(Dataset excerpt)
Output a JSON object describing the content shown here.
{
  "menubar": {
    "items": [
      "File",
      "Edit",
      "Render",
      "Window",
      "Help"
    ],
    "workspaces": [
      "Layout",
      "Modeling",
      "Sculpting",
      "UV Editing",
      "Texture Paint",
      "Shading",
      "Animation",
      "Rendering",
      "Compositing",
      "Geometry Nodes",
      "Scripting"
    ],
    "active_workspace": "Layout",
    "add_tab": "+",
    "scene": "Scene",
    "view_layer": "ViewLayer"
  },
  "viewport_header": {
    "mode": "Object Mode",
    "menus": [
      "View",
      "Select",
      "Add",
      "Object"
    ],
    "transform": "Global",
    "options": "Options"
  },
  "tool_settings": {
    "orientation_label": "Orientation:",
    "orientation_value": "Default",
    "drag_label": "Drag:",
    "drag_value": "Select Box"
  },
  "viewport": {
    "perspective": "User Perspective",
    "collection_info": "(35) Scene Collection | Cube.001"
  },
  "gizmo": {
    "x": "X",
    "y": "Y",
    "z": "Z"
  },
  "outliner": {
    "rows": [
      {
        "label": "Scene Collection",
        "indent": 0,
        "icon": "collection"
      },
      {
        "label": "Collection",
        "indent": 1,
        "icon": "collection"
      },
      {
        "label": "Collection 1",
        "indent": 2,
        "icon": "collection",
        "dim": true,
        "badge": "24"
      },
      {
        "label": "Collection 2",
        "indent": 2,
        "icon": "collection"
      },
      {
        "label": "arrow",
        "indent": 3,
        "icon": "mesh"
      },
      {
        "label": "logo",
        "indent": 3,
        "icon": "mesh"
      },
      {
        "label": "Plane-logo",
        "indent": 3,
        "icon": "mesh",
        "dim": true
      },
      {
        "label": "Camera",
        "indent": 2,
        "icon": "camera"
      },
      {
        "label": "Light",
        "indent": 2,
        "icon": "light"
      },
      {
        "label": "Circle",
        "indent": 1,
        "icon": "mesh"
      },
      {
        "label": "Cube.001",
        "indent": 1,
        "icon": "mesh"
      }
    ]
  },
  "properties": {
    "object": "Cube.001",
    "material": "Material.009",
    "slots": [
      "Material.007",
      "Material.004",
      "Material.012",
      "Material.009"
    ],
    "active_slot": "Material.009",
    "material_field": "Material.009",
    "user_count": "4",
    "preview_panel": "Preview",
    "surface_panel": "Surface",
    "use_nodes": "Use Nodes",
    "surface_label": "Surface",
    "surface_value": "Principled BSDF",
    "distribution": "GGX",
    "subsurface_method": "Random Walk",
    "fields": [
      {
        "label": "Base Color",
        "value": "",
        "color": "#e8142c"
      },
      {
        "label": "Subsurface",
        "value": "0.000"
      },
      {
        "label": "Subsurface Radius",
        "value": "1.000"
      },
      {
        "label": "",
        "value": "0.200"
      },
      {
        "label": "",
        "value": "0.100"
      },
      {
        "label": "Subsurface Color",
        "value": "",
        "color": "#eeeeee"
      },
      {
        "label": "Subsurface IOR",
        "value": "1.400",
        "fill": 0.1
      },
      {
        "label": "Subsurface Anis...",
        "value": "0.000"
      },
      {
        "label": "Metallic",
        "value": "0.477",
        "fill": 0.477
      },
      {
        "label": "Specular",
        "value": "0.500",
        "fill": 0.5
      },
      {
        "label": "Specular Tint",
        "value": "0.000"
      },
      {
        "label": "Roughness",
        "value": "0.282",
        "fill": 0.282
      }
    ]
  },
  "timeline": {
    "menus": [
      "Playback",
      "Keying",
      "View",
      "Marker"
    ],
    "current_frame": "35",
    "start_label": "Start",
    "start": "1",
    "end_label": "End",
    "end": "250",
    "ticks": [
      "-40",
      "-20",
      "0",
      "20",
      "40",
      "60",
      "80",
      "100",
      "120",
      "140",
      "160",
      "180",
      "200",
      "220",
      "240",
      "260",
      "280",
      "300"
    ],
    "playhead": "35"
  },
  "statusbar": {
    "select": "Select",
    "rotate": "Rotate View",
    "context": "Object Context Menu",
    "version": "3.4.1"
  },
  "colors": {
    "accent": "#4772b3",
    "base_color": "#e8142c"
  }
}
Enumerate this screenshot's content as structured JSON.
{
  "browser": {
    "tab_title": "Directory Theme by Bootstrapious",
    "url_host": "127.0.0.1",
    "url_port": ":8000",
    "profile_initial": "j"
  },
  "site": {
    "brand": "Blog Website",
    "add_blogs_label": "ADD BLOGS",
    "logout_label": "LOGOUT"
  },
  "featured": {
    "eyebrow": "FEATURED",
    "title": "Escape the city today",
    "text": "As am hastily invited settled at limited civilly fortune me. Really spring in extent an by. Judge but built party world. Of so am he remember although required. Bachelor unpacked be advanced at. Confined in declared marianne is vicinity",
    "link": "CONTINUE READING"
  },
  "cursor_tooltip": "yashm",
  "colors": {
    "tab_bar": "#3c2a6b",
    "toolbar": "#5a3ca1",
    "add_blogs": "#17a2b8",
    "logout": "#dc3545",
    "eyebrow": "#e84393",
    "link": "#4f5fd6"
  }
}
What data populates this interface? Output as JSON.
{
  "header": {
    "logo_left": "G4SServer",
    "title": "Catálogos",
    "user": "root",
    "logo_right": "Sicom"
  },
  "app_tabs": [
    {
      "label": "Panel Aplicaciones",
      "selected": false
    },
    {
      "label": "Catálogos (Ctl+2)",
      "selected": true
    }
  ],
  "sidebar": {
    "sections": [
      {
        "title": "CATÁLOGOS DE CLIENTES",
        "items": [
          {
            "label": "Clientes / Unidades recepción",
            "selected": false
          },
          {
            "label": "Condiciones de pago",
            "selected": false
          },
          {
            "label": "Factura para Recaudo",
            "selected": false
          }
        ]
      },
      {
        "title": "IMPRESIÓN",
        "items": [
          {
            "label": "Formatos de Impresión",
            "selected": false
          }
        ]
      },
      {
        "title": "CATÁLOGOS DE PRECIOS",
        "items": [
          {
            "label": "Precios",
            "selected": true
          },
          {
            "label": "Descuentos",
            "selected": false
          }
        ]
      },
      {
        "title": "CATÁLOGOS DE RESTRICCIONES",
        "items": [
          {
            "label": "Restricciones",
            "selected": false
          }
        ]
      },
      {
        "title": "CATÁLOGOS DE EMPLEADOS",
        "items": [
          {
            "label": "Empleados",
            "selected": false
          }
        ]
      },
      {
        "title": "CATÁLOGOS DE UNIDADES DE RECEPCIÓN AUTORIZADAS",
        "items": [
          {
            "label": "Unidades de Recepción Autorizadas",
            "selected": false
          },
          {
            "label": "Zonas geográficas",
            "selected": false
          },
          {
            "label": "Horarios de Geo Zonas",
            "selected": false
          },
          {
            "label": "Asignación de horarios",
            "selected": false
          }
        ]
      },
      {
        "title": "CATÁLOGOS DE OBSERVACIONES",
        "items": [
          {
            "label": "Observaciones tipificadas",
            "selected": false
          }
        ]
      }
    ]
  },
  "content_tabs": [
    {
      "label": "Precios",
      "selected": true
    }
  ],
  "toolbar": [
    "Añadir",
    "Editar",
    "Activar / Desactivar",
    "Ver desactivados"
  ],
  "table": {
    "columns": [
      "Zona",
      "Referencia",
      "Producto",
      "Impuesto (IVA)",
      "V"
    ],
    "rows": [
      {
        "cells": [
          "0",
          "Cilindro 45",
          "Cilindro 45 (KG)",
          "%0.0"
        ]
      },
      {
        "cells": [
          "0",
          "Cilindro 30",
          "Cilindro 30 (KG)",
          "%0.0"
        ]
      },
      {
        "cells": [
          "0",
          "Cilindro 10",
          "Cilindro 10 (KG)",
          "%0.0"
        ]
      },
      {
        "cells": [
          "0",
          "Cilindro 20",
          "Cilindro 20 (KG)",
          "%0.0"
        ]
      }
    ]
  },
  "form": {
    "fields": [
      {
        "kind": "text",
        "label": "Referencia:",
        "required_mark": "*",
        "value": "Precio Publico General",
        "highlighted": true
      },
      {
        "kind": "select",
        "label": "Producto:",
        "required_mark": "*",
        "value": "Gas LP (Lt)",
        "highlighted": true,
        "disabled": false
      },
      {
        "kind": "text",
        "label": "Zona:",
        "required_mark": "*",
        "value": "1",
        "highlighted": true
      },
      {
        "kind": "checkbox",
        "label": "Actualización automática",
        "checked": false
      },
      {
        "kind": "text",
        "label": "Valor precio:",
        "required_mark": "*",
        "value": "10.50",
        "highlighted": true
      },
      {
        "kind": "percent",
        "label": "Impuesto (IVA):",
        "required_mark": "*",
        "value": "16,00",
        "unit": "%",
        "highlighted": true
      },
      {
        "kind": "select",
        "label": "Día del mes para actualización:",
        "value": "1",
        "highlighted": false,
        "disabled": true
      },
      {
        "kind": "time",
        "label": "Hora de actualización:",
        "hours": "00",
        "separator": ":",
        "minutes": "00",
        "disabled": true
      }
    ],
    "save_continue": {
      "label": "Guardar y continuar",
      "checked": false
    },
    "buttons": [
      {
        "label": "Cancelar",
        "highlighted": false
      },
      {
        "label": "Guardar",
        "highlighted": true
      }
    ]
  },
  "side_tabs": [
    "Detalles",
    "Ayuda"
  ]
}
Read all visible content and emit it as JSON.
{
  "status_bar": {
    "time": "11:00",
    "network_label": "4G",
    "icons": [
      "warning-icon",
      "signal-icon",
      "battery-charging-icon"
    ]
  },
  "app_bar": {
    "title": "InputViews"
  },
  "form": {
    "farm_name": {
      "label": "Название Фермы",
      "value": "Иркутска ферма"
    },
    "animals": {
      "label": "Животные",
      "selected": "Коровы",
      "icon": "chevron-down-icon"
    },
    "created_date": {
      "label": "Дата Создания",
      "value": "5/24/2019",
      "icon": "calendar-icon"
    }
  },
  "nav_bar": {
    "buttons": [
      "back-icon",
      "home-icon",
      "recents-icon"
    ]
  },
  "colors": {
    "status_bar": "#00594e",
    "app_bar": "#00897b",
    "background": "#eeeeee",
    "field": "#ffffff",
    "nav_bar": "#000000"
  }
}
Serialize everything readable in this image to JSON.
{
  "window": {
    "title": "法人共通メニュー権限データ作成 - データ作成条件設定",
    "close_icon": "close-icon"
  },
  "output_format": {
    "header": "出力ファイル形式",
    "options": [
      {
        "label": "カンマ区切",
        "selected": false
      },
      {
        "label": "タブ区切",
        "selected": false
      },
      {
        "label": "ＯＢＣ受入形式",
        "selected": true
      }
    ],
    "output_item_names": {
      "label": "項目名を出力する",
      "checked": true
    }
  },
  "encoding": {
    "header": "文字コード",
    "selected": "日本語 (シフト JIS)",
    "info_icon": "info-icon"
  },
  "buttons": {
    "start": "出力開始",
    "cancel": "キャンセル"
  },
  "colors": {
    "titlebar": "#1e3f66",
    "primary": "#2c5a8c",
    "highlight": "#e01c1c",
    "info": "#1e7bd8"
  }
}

:: Your instructions ::
Copy every line that includes the string "Zonas" from the material above.

:: Expected output ::
            "label": "Zonas geográficas",
            "label": "Horarios de Geo Zonas",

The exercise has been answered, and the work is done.